● **Exercise input**
####

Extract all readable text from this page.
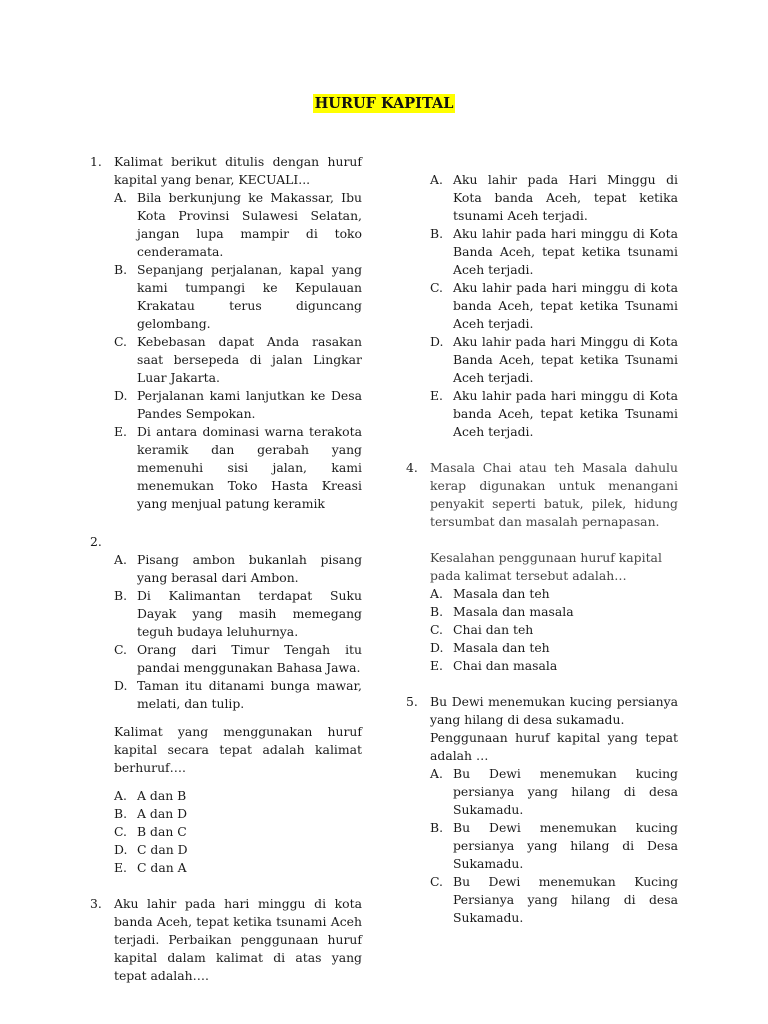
HURUF KAPITAL
1. Kalimat berikut ditulis dengan huruf kapital yang benar, KECUALI...
A. Bila berkunjung ke Makassar, Ibu Kota Provinsi Sulawesi Selatan, jangan lupa mampir di toko cenderamata.
B. Sepanjang perjalanan, kapal yang kami tumpangi ke Kepulauan Krakatau terus diguncang gelombang.
C. Kebebasan dapat Anda rasakan saat bersepeda di jalan Lingkar Luar Jakarta.
D. Perjalanan kami lanjutkan ke Desa Pandes Sempokan.
E. Di antara dominasi warna terakota keramik dan gerabah yang memenuhi sisi jalan, kami menemukan Toko Hasta Kreasi yang menjual patung keramik
2.
A. Pisang ambon bukanlah pisang yang berasal dari Ambon.
B. Di Kalimantan terdapat Suku Dayak yang masih memegang teguh budaya leluhurnya.
C. Orang dari Timur Tengah itu pandai menggunakan Bahasa Jawa.
D. Taman itu ditanami bunga mawar, melati, dan tulip.
Kalimat yang menggunakan huruf kapital secara tepat adalah kalimat berhuruf….
A. A dan B
B. A dan D
C. B dan C
D. C dan D
E. C dan A
3. Aku lahir pada hari minggu di kota banda Aceh, tepat ketika tsunami Aceh terjadi. Perbaikan penggunaan huruf kapital dalam kalimat di atas yang tepat adalah….
A. Aku lahir pada Hari Minggu di Kota banda Aceh, tepat ketika tsunami Aceh terjadi.
B. Aku lahir pada hari minggu di Kota Banda Aceh, tepat ketika tsunami Aceh terjadi.
C. Aku lahir pada hari minggu di kota banda Aceh, tepat ketika Tsunami Aceh terjadi.
D. Aku lahir pada hari Minggu di Kota Banda Aceh, tepat ketika Tsunami Aceh terjadi.
E. Aku lahir pada hari minggu di Kota banda Aceh, tepat ketika Tsunami Aceh terjadi.
4. Masala Chai atau teh Masala dahulu kerap digunakan untuk menangani penyakit seperti batuk, pilek, hidung tersumbat dan masalah pernapasan.
Kesalahan penggunaan huruf kapital pada kalimat tersebut adalah…
A. Masala dan teh
B. Masala dan masala
C. Chai dan teh
D. Masala dan teh
E. Chai dan masala
5. Bu Dewi menemukan kucing persianya yang hilang di desa sukamadu.
Penggunaan huruf kapital yang tepat adalah …
A. Bu Dewi menemukan kucing persianya yang hilang di desa Sukamadu.
B. Bu Dewi menemukan kucing persianya yang hilang di Desa Sukamadu.
C. Bu Dewi menemukan Kucing Persianya yang hilang di desa Sukamadu.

####

● **Exercise requirements**
Retype the whole listing, keeping every line identical and omitting all pictures.

● **Answer to this task**
Extract all readable text from this page.
HURUF KAPITAL
1. Kalimat berikut ditulis dengan huruf kapital yang benar, KECUALI...
A. Bila berkunjung ke Makassar, Ibu Kota Provinsi Sulawesi Selatan, jangan lupa mampir di toko cenderamata.
B. Sepanjang perjalanan, kapal yang kami tumpangi ke Kepulauan Krakatau terus diguncang gelombang.
C. Kebebasan dapat Anda rasakan saat bersepeda di jalan Lingkar Luar Jakarta.
D. Perjalanan kami lanjutkan ke Desa Pandes Sempokan.
E. Di antara dominasi warna terakota keramik dan gerabah yang memenuhi sisi jalan, kami menemukan Toko Hasta Kreasi yang menjual patung keramik
2.
A. Pisang ambon bukanlah pisang yang berasal dari Ambon.
B. Di Kalimantan terdapat Suku Dayak yang masih memegang teguh budaya leluhurnya.
C. Orang dari Timur Tengah itu pandai menggunakan Bahasa Jawa.
D. Taman itu ditanami bunga mawar, melati, dan tulip.
Kalimat yang menggunakan huruf kapital secara tepat adalah kalimat berhuruf….
A. A dan B
B. A dan D
C. B dan C
D. C dan D
E. C dan A
3. Aku lahir pada hari minggu di kota banda Aceh, tepat ketika tsunami Aceh terjadi. Perbaikan penggunaan huruf kapital dalam kalimat di atas yang tepat adalah….
A. Aku lahir pada Hari Minggu di Kota banda Aceh, tepat ketika tsunami Aceh terjadi.
B. Aku lahir pada hari minggu di Kota Banda Aceh, tepat ketika tsunami Aceh terjadi.
C. Aku lahir pada hari minggu di kota banda Aceh, tepat ketika Tsunami Aceh terjadi.
D. Aku lahir pada hari Minggu di Kota Banda Aceh, tepat ketika Tsunami Aceh terjadi.
E. Aku lahir pada hari minggu di Kota banda Aceh, tepat ketika Tsunami Aceh terjadi.
4. Masala Chai atau teh Masala dahulu kerap digunakan untuk menangani penyakit seperti batuk, pilek, hidung tersumbat dan masalah pernapasan.
Kesalahan penggunaan huruf kapital pada kalimat tersebut adalah…
A. Masala dan teh
B. Masala dan masala
C. Chai dan teh
D. Masala dan teh
E. Chai dan masala
5. Bu Dewi menemukan kucing persianya yang hilang di desa sukamadu.
Penggunaan huruf kapital yang tepat adalah …
A. Bu Dewi menemukan kucing persianya yang hilang di desa Sukamadu.
B. Bu Dewi menemukan kucing persianya yang hilang di Desa Sukamadu.
C. Bu Dewi menemukan Kucing Persianya yang hilang di desa Sukamadu.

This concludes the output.